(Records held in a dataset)
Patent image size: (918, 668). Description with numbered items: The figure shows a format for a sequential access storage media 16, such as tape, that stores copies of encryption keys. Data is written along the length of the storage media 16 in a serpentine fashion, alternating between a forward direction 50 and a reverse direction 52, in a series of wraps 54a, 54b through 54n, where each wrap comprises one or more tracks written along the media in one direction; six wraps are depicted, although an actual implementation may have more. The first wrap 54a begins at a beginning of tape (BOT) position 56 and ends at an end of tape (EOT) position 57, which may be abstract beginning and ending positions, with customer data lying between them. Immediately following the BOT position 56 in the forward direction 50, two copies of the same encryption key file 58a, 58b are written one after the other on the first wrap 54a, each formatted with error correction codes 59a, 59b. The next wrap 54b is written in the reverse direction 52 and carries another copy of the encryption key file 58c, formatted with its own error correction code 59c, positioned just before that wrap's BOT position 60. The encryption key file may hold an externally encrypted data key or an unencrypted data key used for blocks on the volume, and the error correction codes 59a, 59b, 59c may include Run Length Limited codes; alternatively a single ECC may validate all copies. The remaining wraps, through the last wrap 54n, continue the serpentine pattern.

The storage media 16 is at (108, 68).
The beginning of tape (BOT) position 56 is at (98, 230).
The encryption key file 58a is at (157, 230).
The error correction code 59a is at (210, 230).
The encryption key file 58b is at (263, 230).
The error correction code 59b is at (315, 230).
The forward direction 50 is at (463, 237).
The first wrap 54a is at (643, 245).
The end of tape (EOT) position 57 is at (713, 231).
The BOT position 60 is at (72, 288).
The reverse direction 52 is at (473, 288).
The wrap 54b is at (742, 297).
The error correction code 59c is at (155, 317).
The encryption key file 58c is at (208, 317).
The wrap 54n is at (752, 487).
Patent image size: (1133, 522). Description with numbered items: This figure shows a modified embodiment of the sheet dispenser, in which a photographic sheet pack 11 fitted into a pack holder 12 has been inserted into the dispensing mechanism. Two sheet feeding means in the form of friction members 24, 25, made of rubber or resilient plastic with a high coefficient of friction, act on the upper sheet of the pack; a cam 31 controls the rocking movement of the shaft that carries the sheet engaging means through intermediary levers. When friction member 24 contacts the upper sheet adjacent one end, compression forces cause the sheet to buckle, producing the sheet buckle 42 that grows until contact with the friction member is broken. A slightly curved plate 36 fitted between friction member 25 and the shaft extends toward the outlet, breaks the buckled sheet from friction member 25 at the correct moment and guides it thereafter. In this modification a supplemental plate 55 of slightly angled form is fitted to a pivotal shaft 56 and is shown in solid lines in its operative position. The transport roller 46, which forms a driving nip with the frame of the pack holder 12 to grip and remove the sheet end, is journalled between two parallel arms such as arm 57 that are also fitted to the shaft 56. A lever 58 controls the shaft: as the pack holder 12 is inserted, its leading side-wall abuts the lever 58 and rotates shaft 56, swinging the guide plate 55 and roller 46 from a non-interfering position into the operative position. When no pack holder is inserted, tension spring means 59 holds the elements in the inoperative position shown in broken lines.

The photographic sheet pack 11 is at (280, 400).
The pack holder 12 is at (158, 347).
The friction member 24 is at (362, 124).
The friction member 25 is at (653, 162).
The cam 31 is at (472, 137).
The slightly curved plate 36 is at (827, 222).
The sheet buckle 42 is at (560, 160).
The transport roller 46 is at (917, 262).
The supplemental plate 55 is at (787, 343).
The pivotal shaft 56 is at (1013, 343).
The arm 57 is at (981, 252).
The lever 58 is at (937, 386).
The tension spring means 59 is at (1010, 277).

DO THIS:
Reproduce the listing word for word from its first line through the line containing "The wrap 54n is at (752, 487).", with both of those lines included.

SOLUTION:
Patent image size: (918, 668). Description with numbered items: The figure shows a format for a sequential access storage media 16, such as tape, that stores copies of encryption keys. Data is written along the length of the storage media 16 in a serpentine fashion, alternating between a forward direction 50 and a reverse direction 52, in a series of wraps 54a, 54b through 54n, where each wrap comprises one or more tracks written along the media in one direction; six wraps are depicted, although an actual implementation may have more. The first wrap 54a begins at a beginning of tape (BOT) position 56 and ends at an end of tape (EOT) position 57, which may be abstract beginning and ending positions, with customer data lying between them. Immediately following the BOT position 56 in the forward direction 50, two copies of the same encryption key file 58a, 58b are written one after the other on the first wrap 54a, each formatted with error correction codes 59a, 59b. The next wrap 54b is written in the reverse direction 52 and carries another copy of the encryption key file 58c, formatted with its own error correction code 59c, positioned just before that wrap's BOT position 60. The encryption key file may hold an externally encrypted data key or an unencrypted data key used for blocks on the volume, and the error correction codes 59a, 59b, 59c may include Run Length Limited codes; alternatively a single ECC may validate all copies. The remaining wraps, through the last wrap 54n, continue the serpentine pattern.

The storage media 16 is at (108, 68).
The beginning of tape (BOT) position 56 is at (98, 230).
The encryption key file 58a is at (157, 230).
The error correction code 59a is at (210, 230).
The encryption key file 58b is at (263, 230).
The error correction code 59b is at (315, 230).
The forward direction 50 is at (463, 237).
The first wrap 54a is at (643, 245).
The end of tape (EOT) position 57 is at (713, 231).
The BOT position 60 is at (72, 288).
The reverse direction 52 is at (473, 288).
The wrap 54b is at (742, 297).
The error correction code 59c is at (155, 317).
The encryption key file 58c is at (208, 317).
The wrap 54n is at (752, 487).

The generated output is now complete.